**What to produce**. Output all the material that follows, exactly as given.

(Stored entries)
-- START --

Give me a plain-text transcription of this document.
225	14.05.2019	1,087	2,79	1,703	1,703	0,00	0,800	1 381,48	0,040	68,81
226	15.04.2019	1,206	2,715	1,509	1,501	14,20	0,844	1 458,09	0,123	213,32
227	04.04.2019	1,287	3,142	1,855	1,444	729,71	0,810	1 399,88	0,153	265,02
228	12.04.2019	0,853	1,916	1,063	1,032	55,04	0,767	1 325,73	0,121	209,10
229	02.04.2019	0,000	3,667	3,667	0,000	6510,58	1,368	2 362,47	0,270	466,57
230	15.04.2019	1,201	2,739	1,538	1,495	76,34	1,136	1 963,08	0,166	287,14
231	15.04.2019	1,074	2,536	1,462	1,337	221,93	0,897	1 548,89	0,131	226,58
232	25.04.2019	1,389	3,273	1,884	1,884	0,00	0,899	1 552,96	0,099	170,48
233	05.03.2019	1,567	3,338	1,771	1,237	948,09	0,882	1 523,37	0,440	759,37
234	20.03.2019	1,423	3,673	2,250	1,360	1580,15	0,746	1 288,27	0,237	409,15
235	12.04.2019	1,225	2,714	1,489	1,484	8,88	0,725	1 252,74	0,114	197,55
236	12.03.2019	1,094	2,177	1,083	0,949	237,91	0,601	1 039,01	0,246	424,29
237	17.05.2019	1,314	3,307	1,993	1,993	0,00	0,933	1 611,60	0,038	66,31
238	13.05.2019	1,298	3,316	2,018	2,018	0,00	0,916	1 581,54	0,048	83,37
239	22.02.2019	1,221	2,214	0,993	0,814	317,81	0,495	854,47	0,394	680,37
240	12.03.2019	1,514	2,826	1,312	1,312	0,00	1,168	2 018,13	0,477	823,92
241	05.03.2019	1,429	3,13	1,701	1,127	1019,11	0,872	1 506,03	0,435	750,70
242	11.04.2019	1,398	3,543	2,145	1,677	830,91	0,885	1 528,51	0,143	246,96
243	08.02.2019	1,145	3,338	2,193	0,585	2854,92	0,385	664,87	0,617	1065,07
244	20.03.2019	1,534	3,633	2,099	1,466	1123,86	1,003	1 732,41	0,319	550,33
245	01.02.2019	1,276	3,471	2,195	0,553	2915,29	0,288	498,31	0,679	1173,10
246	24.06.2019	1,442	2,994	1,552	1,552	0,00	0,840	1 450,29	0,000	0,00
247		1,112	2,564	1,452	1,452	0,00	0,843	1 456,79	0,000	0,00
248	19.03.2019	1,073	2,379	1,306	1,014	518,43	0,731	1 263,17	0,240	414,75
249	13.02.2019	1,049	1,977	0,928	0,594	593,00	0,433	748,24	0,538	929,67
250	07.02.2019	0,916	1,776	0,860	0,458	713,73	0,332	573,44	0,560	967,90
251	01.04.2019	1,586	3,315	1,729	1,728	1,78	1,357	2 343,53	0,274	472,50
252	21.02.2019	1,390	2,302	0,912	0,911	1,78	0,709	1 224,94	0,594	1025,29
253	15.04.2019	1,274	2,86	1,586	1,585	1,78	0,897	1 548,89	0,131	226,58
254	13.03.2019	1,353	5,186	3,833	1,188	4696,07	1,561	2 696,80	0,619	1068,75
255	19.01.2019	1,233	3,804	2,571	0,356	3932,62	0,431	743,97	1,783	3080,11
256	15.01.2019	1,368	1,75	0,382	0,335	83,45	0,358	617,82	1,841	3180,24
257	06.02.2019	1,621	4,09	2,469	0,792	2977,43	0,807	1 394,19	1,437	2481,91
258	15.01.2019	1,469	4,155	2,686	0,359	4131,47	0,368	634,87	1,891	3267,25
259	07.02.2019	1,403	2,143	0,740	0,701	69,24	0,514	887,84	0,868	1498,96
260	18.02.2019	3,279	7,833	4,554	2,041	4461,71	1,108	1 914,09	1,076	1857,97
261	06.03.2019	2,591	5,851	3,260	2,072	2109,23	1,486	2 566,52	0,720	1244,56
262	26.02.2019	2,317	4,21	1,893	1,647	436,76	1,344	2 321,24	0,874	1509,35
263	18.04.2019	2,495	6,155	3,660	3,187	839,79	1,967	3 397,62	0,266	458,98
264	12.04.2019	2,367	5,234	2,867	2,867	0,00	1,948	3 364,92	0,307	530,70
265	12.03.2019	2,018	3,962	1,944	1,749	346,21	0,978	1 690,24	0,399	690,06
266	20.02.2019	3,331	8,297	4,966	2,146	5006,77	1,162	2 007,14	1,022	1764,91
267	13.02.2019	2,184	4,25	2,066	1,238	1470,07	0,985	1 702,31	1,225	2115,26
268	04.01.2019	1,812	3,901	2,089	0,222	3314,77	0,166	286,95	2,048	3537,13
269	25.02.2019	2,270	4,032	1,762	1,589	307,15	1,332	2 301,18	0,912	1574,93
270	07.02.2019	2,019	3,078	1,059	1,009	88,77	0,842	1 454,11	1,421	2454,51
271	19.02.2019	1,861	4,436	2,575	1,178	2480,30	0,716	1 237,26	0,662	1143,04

-- END --

**Full solution**.
Give me a plain-text transcription of this document.
225	14.05.2019	1,087	2,79	1,703	1,703	0,00	0,800	1 381,48	0,040	68,81
226	15.04.2019	1,206	2,715	1,509	1,501	14,20	0,844	1 458,09	0,123	213,32
227	04.04.2019	1,287	3,142	1,855	1,444	729,71	0,810	1 399,88	0,153	265,02
228	12.04.2019	0,853	1,916	1,063	1,032	55,04	0,767	1 325,73	0,121	209,10
229	02.04.2019	0,000	3,667	3,667	0,000	6510,58	1,368	2 362,47	0,270	466,57
230	15.04.2019	1,201	2,739	1,538	1,495	76,34	1,136	1 963,08	0,166	287,14
231	15.04.2019	1,074	2,536	1,462	1,337	221,93	0,897	1 548,89	0,131	226,58
232	25.04.2019	1,389	3,273	1,884	1,884	0,00	0,899	1 552,96	0,099	170,48
233	05.03.2019	1,567	3,338	1,771	1,237	948,09	0,882	1 523,37	0,440	759,37
234	20.03.2019	1,423	3,673	2,250	1,360	1580,15	0,746	1 288,27	0,237	409,15
235	12.04.2019	1,225	2,714	1,489	1,484	8,88	0,725	1 252,74	0,114	197,55
236	12.03.2019	1,094	2,177	1,083	0,949	237,91	0,601	1 039,01	0,246	424,29
237	17.05.2019	1,314	3,307	1,993	1,993	0,00	0,933	1 611,60	0,038	66,31
238	13.05.2019	1,298	3,316	2,018	2,018	0,00	0,916	1 581,54	0,048	83,37
239	22.02.2019	1,221	2,214	0,993	0,814	317,81	0,495	854,47	0,394	680,37
240	12.03.2019	1,514	2,826	1,312	1,312	0,00	1,168	2 018,13	0,477	823,92
241	05.03.2019	1,429	3,13	1,701	1,127	1019,11	0,872	1 506,03	0,435	750,70
242	11.04.2019	1,398	3,543	2,145	1,677	830,91	0,885	1 528,51	0,143	246,96
243	08.02.2019	1,145	3,338	2,193	0,585	2854,92	0,385	664,87	0,617	1065,07
244	20.03.2019	1,534	3,633	2,099	1,466	1123,86	1,003	1 732,41	0,319	550,33
245	01.02.2019	1,276	3,471	2,195	0,553	2915,29	0,288	498,31	0,679	1173,10
246	24.06.2019	1,442	2,994	1,552	1,552	0,00	0,840	1 450,29	0,000	0,00
247		1,112	2,564	1,452	1,452	0,00	0,843	1 456,79	0,000	0,00
248	19.03.2019	1,073	2,379	1,306	1,014	518,43	0,731	1 263,17	0,240	414,75
249	13.02.2019	1,049	1,977	0,928	0,594	593,00	0,433	748,24	0,538	929,67
250	07.02.2019	0,916	1,776	0,860	0,458	713,73	0,332	573,44	0,560	967,90
251	01.04.2019	1,586	3,315	1,729	1,728	1,78	1,357	2 343,53	0,274	472,50
252	21.02.2019	1,390	2,302	0,912	0,911	1,78	0,709	1 224,94	0,594	1025,29
253	15.04.2019	1,274	2,86	1,586	1,585	1,78	0,897	1 548,89	0,131	226,58
254	13.03.2019	1,353	5,186	3,833	1,188	4696,07	1,561	2 696,80	0,619	1068,75
255	19.01.2019	1,233	3,804	2,571	0,356	3932,62	0,431	743,97	1,783	3080,11
256	15.01.2019	1,368	1,75	0,382	0,335	83,45	0,358	617,82	1,841	3180,24
257	06.02.2019	1,621	4,09	2,469	0,792	2977,43	0,807	1 394,19	1,437	2481,91
258	15.01.2019	1,469	4,155	2,686	0,359	4131,47	0,368	634,87	1,891	3267,25
259	07.02.2019	1,403	2,143	0,740	0,701	69,24	0,514	887,84	0,868	1498,96
260	18.02.2019	3,279	7,833	4,554	2,041	4461,71	1,108	1 914,09	1,076	1857,97
261	06.03.2019	2,591	5,851	3,260	2,072	2109,23	1,486	2 566,52	0,720	1244,56
262	26.02.2019	2,317	4,21	1,893	1,647	436,76	1,344	2 321,24	0,874	1509,35
263	18.04.2019	2,495	6,155	3,660	3,187	839,79	1,967	3 397,62	0,266	458,98
264	12.04.2019	2,367	5,234	2,867	2,867	0,00	1,948	3 364,92	0,307	530,70
265	12.03.2019	2,018	3,962	1,944	1,749	346,21	0,978	1 690,24	0,399	690,06
266	20.02.2019	3,331	8,297	4,966	2,146	5006,77	1,162	2 007,14	1,022	1764,91
267	13.02.2019	2,184	4,25	2,066	1,238	1470,07	0,985	1 702,31	1,225	2115,26
268	04.01.2019	1,812	3,901	2,089	0,222	3314,77	0,166	286,95	2,048	3537,13
269	25.02.2019	2,270	4,032	1,762	1,589	307,15	1,332	2 301,18	0,912	1574,93
270	07.02.2019	2,019	3,078	1,059	1,009	88,77	0,842	1 454,11	1,421	2454,51
271	19.02.2019	1,861	4,436	2,575	1,178	2480,30	0,716	1 237,26	0,662	1143,04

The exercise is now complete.